▶ _Given records_
--------------------------------

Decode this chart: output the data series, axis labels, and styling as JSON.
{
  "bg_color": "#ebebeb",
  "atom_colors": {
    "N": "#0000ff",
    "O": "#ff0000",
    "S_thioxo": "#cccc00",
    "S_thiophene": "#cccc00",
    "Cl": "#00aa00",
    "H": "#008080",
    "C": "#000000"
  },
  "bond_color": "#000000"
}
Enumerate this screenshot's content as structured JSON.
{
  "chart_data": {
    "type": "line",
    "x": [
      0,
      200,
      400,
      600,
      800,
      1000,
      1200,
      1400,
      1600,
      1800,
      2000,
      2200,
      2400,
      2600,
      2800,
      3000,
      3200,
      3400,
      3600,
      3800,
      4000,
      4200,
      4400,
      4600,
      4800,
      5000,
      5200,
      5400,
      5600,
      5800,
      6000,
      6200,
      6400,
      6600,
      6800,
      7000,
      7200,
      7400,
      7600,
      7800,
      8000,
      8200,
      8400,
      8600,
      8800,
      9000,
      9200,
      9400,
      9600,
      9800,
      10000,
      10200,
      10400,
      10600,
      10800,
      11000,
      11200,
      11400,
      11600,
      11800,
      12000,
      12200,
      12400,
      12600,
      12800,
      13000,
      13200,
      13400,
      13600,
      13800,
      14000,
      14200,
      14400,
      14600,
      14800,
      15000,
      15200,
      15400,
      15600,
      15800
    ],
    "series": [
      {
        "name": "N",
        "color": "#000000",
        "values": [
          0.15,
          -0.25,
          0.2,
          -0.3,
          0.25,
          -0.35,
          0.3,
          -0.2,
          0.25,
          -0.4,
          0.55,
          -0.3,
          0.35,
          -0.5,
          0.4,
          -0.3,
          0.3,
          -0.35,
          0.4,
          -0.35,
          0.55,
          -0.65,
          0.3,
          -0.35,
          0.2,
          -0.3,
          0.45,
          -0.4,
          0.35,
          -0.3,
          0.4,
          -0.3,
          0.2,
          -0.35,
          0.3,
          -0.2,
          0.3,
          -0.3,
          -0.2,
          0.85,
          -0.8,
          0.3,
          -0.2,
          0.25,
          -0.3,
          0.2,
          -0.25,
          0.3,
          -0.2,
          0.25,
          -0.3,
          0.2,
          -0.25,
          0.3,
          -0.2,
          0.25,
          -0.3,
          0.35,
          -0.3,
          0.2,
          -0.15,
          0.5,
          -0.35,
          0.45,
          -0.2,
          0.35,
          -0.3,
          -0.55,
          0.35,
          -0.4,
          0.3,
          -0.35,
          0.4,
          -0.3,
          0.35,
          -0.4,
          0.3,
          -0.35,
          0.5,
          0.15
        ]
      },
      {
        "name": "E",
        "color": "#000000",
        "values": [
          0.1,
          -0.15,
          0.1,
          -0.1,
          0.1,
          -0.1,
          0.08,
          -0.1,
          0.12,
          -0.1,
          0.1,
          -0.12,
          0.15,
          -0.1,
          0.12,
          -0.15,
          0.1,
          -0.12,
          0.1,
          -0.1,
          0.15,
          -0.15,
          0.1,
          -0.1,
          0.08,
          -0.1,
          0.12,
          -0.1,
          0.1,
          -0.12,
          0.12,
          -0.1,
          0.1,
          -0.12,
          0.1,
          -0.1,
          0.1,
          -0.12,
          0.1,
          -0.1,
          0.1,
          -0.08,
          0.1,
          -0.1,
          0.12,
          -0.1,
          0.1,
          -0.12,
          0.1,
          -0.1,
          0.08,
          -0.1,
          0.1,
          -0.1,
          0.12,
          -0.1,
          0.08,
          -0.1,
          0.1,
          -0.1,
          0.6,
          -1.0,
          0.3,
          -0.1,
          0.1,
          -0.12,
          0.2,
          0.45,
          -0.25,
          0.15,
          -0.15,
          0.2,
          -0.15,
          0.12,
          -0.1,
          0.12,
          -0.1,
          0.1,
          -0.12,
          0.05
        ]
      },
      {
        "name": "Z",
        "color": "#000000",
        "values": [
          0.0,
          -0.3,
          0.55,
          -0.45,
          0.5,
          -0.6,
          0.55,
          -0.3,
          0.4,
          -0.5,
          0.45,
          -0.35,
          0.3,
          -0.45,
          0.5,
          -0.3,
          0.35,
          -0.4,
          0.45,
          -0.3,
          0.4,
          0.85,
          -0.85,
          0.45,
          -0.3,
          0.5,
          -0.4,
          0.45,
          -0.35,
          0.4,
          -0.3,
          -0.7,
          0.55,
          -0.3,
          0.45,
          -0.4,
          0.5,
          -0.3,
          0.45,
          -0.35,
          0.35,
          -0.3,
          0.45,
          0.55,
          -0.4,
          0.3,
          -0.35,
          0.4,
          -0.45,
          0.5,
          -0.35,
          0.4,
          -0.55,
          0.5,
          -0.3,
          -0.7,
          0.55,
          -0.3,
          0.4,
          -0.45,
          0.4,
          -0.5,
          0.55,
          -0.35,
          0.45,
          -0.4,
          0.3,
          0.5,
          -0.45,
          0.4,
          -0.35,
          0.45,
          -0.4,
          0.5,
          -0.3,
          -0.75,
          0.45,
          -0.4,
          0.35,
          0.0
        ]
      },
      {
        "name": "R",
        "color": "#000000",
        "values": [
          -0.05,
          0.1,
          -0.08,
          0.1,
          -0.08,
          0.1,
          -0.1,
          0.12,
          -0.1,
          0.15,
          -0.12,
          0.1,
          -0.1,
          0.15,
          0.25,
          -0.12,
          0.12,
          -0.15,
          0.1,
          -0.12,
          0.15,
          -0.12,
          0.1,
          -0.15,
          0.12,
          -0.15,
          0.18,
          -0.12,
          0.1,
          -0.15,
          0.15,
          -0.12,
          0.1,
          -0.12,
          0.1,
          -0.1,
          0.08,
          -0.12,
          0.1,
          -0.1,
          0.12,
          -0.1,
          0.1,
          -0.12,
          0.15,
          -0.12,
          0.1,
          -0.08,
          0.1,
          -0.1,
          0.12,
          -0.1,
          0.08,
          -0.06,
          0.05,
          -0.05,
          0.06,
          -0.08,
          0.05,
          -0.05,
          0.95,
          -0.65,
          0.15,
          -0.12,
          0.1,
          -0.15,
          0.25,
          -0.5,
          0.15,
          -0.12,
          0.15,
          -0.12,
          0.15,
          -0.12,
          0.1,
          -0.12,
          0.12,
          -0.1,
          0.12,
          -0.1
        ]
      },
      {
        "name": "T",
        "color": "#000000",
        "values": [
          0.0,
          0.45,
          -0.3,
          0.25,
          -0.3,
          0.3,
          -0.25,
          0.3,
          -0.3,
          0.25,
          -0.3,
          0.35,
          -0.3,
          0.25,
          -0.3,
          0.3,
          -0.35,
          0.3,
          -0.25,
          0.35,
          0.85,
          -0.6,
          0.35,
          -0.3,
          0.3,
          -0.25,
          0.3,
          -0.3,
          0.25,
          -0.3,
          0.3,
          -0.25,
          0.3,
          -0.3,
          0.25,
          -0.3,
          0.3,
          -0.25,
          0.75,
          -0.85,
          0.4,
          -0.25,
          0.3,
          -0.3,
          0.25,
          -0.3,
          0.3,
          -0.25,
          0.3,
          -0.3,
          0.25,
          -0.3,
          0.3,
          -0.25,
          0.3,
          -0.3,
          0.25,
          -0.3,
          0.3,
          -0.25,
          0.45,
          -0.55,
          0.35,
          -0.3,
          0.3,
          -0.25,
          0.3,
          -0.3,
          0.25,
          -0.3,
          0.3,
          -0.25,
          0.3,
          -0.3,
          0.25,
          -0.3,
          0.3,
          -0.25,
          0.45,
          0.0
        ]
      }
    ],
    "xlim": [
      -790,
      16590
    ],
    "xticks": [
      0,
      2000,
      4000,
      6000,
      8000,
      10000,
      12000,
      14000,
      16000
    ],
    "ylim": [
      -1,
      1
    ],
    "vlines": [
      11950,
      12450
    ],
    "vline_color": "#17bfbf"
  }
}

--------------------------------

▶ _Description of the task_
Work out how many lines of the data hold the string "JSON". Reply with that number alone.

▶ _Task answer_
2